■ Data provided
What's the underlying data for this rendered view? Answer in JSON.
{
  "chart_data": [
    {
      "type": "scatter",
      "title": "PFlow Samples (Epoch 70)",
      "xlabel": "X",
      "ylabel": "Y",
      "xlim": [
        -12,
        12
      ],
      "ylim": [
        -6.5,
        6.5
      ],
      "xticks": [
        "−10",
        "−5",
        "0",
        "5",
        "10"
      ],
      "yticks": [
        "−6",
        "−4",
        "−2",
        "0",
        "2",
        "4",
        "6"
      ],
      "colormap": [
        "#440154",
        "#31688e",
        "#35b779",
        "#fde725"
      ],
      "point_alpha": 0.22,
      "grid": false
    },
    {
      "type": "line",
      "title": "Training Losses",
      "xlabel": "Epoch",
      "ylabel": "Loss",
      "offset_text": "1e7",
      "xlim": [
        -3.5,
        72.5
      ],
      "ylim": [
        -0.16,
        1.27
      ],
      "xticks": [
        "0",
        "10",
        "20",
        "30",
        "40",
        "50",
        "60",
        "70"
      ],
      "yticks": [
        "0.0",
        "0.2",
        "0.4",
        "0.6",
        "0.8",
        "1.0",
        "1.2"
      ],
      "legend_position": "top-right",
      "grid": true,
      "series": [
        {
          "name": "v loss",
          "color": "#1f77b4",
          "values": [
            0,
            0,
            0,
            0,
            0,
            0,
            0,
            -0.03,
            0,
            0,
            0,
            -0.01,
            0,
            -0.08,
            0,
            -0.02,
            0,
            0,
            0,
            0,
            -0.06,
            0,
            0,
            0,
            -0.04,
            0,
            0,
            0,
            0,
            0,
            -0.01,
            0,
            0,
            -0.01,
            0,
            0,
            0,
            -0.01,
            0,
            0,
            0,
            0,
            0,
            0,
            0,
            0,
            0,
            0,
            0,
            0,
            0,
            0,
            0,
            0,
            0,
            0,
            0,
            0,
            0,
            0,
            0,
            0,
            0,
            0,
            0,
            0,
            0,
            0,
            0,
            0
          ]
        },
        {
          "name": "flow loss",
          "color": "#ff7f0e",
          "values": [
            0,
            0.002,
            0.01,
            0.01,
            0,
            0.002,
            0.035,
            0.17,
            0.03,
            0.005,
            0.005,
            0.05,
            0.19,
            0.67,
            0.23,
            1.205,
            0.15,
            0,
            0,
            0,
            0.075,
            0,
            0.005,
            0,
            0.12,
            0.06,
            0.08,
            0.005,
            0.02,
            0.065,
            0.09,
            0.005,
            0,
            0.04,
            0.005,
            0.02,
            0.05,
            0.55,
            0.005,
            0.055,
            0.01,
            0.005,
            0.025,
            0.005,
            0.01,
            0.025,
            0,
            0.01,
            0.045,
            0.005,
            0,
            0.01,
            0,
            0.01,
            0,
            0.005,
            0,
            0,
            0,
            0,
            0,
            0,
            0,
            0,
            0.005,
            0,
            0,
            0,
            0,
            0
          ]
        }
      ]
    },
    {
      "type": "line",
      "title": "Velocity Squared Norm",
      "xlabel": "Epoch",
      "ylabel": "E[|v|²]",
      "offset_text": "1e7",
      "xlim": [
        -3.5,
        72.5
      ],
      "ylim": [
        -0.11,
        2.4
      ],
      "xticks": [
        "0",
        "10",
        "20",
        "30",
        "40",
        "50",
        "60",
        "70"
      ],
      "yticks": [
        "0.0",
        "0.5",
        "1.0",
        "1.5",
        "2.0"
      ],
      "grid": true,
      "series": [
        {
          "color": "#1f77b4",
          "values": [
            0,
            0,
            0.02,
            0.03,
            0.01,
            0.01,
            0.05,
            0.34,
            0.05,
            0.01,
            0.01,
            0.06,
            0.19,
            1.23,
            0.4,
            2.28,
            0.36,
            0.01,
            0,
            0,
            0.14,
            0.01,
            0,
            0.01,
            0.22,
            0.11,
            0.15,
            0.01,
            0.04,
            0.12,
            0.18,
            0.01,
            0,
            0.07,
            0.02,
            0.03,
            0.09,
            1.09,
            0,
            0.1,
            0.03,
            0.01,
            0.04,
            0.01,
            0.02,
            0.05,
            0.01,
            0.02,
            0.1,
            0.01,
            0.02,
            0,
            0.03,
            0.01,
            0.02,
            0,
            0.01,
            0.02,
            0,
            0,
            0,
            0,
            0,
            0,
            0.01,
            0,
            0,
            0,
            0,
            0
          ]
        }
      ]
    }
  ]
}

■ Goal of the exercise
Copy the material above back out, exactly as written.

■ Output of the exercise
What's the underlying data for this rendered view? Answer in JSON.
{
  "chart_data": [
    {
      "type": "scatter",
      "title": "PFlow Samples (Epoch 70)",
      "xlabel": "X",
      "ylabel": "Y",
      "xlim": [
        -12,
        12
      ],
      "ylim": [
        -6.5,
        6.5
      ],
      "xticks": [
        "−10",
        "−5",
        "0",
        "5",
        "10"
      ],
      "yticks": [
        "−6",
        "−4",
        "−2",
        "0",
        "2",
        "4",
        "6"
      ],
      "colormap": [
        "#440154",
        "#31688e",
        "#35b779",
        "#fde725"
      ],
      "point_alpha": 0.22,
      "grid": false
    },
    {
      "type": "line",
      "title": "Training Losses",
      "xlabel": "Epoch",
      "ylabel": "Loss",
      "offset_text": "1e7",
      "xlim": [
        -3.5,
        72.5
      ],
      "ylim": [
        -0.16,
        1.27
      ],
      "xticks": [
        "0",
        "10",
        "20",
        "30",
        "40",
        "50",
        "60",
        "70"
      ],
      "yticks": [
        "0.0",
        "0.2",
        "0.4",
        "0.6",
        "0.8",
        "1.0",
        "1.2"
      ],
      "legend_position": "top-right",
      "grid": true,
      "series": [
        {
          "name": "v loss",
          "color": "#1f77b4",
          "values": [
            0,
            0,
            0,
            0,
            0,
            0,
            0,
            -0.03,
            0,
            0,
            0,
            -0.01,
            0,
            -0.08,
            0,
            -0.02,
            0,
            0,
            0,
            0,
            -0.06,
            0,
            0,
            0,
            -0.04,
            0,
            0,
            0,
            0,
            0,
            -0.01,
            0,
            0,
            -0.01,
            0,
            0,
            0,
            -0.01,
            0,
            0,
            0,
            0,
            0,
            0,
            0,
            0,
            0,
            0,
            0,
            0,
            0,
            0,
            0,
            0,
            0,
            0,
            0,
            0,
            0,
            0,
            0,
            0,
            0,
            0,
            0,
            0,
            0,
            0,
            0,
            0
          ]
        },
        {
          "name": "flow loss",
          "color": "#ff7f0e",
          "values": [
            0,
            0.002,
            0.01,
            0.01,
            0,
            0.002,
            0.035,
            0.17,
            0.03,
            0.005,
            0.005,
            0.05,
            0.19,
            0.67,
            0.23,
            1.205,
            0.15,
            0,
            0,
            0,
            0.075,
            0,
            0.005,
            0,
            0.12,
            0.06,
            0.08,
            0.005,
            0.02,
            0.065,
            0.09,
            0.005,
            0,
            0.04,
            0.005,
            0.02,
            0.05,
            0.55,
            0.005,
            0.055,
            0.01,
            0.005,
            0.025,
            0.005,
            0.01,
            0.025,
            0,
            0.01,
            0.045,
            0.005,
            0,
            0.01,
            0,
            0.01,
            0,
            0.005,
            0,
            0,
            0,
            0,
            0,
            0,
            0,
            0,
            0.005,
            0,
            0,
            0,
            0,
            0
          ]
        }
      ]
    },
    {
      "type": "line",
      "title": "Velocity Squared Norm",
      "xlabel": "Epoch",
      "ylabel": "E[|v|²]",
      "offset_text": "1e7",
      "xlim": [
        -3.5,
        72.5
      ],
      "ylim": [
        -0.11,
        2.4
      ],
      "xticks": [
        "0",
        "10",
        "20",
        "30",
        "40",
        "50",
        "60",
        "70"
      ],
      "yticks": [
        "0.0",
        "0.5",
        "1.0",
        "1.5",
        "2.0"
      ],
      "grid": true,
      "series": [
        {
          "color": "#1f77b4",
          "values": [
            0,
            0,
            0.02,
            0.03,
            0.01,
            0.01,
            0.05,
            0.34,
            0.05,
            0.01,
            0.01,
            0.06,
            0.19,
            1.23,
            0.4,
            2.28,
            0.36,
            0.01,
            0,
            0,
            0.14,
            0.01,
            0,
            0.01,
            0.22,
            0.11,
            0.15,
            0.01,
            0.04,
            0.12,
            0.18,
            0.01,
            0,
            0.07,
            0.02,
            0.03,
            0.09,
            1.09,
            0,
            0.1,
            0.03,
            0.01,
            0.04,
            0.01,
            0.02,
            0.05,
            0.01,
            0.02,
            0.1,
            0.01,
            0.02,
            0,
            0.03,
            0.01,
            0.02,
            0,
            0.01,
            0.02,
            0,
            0,
            0,
            0,
            0,
            0,
            0.01,
            0,
            0,
            0,
            0,
            0
          ]
        }
      ]
    }
  ]
}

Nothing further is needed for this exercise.